What is expected ▸
Your answer should be one number: the count of lines in these entries that hold the word "Report".

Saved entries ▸
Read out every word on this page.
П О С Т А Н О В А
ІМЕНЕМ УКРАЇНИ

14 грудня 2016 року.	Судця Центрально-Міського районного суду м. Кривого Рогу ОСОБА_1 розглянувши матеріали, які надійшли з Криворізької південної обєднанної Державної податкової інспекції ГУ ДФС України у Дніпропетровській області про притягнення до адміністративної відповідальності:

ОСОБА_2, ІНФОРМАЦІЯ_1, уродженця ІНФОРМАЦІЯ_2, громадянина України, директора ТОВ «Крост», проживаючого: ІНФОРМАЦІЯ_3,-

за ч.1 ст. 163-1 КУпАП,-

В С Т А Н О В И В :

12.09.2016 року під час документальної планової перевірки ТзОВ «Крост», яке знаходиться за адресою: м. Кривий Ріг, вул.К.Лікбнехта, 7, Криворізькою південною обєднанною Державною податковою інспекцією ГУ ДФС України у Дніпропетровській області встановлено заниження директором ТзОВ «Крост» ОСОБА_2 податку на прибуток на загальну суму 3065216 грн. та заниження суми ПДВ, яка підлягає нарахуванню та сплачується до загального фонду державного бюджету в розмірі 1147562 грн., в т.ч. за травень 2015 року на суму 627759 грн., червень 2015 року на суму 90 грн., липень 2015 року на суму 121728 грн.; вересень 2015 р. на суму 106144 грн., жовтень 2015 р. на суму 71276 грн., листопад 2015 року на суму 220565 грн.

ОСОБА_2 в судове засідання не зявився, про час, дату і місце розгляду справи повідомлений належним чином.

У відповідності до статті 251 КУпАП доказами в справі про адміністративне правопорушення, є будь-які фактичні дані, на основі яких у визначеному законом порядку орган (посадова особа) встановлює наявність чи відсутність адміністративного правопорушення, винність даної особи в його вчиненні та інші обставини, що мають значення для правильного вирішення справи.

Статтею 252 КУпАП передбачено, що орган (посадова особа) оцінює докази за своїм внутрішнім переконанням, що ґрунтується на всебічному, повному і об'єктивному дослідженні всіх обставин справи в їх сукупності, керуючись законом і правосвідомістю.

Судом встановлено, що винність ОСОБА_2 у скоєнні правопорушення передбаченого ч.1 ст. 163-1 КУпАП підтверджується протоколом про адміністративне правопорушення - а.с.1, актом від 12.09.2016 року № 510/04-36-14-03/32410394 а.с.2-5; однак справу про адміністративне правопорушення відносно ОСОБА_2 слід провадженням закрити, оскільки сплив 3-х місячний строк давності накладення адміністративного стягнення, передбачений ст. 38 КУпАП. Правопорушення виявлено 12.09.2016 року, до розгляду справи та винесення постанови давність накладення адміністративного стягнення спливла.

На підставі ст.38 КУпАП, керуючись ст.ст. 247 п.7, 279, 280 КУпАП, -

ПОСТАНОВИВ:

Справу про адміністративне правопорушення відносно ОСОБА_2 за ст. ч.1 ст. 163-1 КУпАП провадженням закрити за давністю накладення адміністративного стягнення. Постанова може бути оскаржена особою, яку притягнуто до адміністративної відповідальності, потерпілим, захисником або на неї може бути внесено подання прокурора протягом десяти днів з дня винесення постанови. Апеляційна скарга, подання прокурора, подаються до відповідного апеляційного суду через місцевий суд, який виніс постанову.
---
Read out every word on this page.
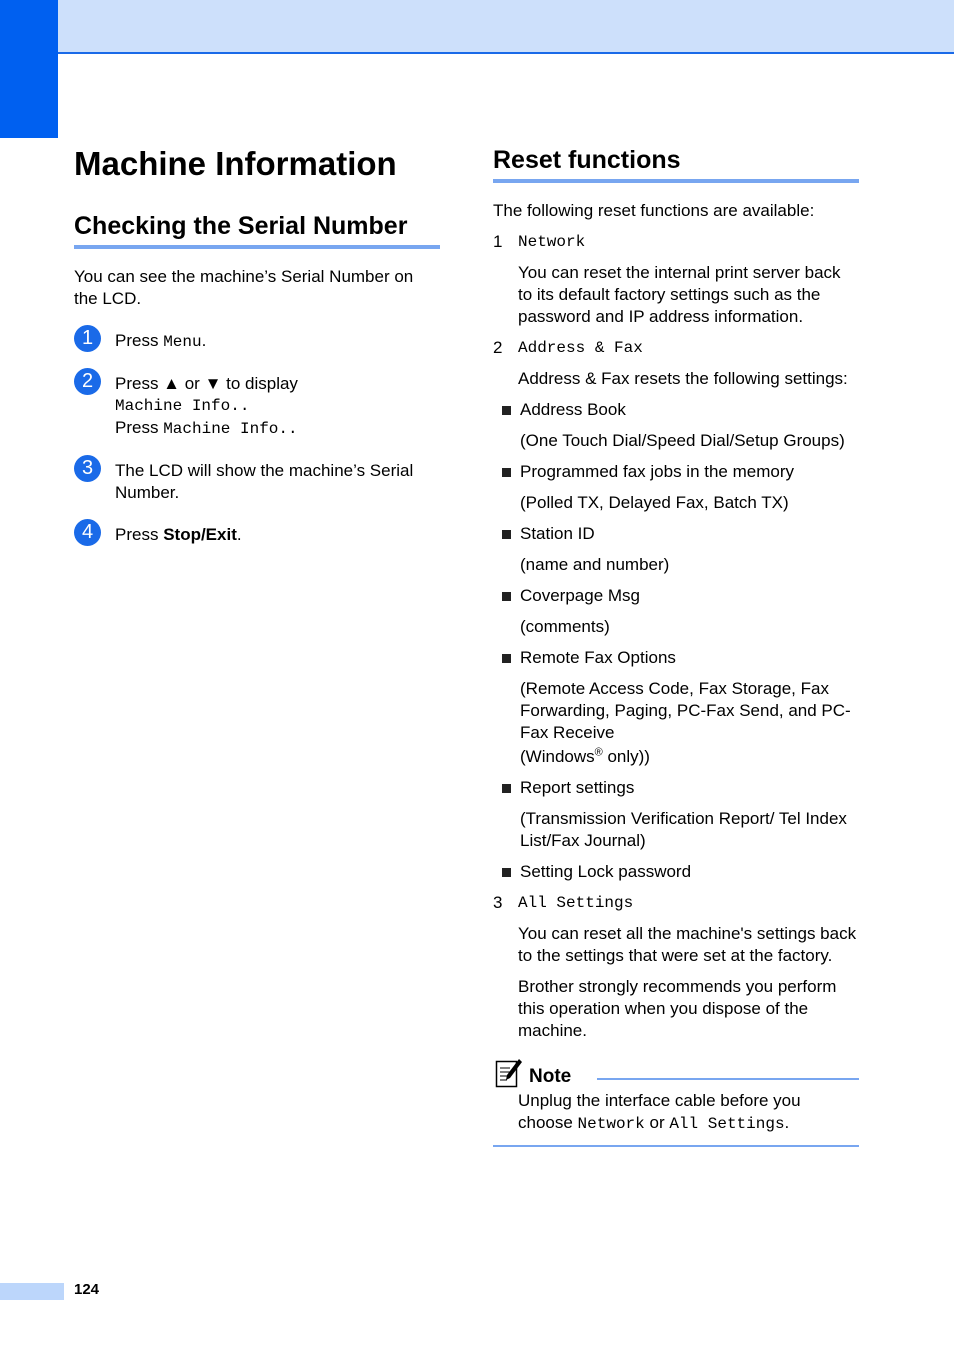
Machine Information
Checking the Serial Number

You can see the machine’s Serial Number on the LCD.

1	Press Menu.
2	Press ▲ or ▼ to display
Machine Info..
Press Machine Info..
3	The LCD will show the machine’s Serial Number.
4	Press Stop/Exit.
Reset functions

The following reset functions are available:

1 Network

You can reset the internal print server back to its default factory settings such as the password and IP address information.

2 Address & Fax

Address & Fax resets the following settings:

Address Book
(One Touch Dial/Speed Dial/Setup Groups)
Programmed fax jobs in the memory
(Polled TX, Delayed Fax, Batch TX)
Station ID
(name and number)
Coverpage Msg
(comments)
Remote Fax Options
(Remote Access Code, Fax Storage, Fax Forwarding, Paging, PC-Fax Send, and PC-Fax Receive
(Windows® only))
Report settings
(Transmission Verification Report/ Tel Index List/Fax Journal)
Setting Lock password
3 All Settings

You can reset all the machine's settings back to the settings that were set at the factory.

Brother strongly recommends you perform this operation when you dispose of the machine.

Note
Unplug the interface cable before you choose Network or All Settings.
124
...
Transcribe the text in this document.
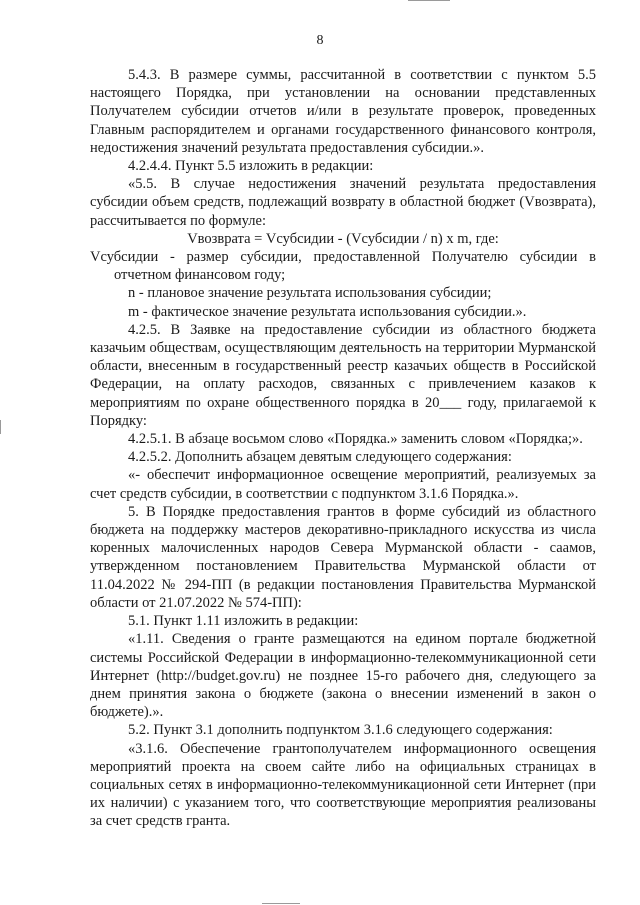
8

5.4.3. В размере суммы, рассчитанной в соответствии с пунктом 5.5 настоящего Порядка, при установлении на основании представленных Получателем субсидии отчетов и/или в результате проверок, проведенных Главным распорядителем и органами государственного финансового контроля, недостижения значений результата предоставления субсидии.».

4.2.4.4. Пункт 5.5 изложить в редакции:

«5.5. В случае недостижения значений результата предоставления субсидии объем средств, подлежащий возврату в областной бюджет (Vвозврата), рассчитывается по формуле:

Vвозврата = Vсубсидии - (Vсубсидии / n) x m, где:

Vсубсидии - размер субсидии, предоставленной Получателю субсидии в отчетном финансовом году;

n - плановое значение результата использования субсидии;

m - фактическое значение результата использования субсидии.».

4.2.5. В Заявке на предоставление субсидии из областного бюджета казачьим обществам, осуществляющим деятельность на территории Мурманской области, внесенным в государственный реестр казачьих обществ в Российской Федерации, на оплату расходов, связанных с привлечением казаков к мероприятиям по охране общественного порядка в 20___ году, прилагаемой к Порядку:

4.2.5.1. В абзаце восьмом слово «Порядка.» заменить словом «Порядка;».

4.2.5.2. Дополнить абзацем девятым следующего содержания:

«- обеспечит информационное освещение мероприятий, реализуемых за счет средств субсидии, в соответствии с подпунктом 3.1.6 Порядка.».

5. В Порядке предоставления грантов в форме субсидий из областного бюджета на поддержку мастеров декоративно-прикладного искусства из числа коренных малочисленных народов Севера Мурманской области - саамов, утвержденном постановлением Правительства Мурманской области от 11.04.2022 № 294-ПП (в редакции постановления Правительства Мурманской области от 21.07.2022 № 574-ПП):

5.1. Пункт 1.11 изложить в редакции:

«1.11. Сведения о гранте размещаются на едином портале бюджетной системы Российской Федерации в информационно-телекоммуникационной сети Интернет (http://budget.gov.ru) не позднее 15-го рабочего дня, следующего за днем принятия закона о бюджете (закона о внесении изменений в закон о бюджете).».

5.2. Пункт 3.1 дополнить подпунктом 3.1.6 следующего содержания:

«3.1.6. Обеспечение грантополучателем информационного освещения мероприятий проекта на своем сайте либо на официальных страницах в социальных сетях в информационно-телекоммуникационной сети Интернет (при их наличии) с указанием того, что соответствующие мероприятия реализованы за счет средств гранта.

Solution below ▸
2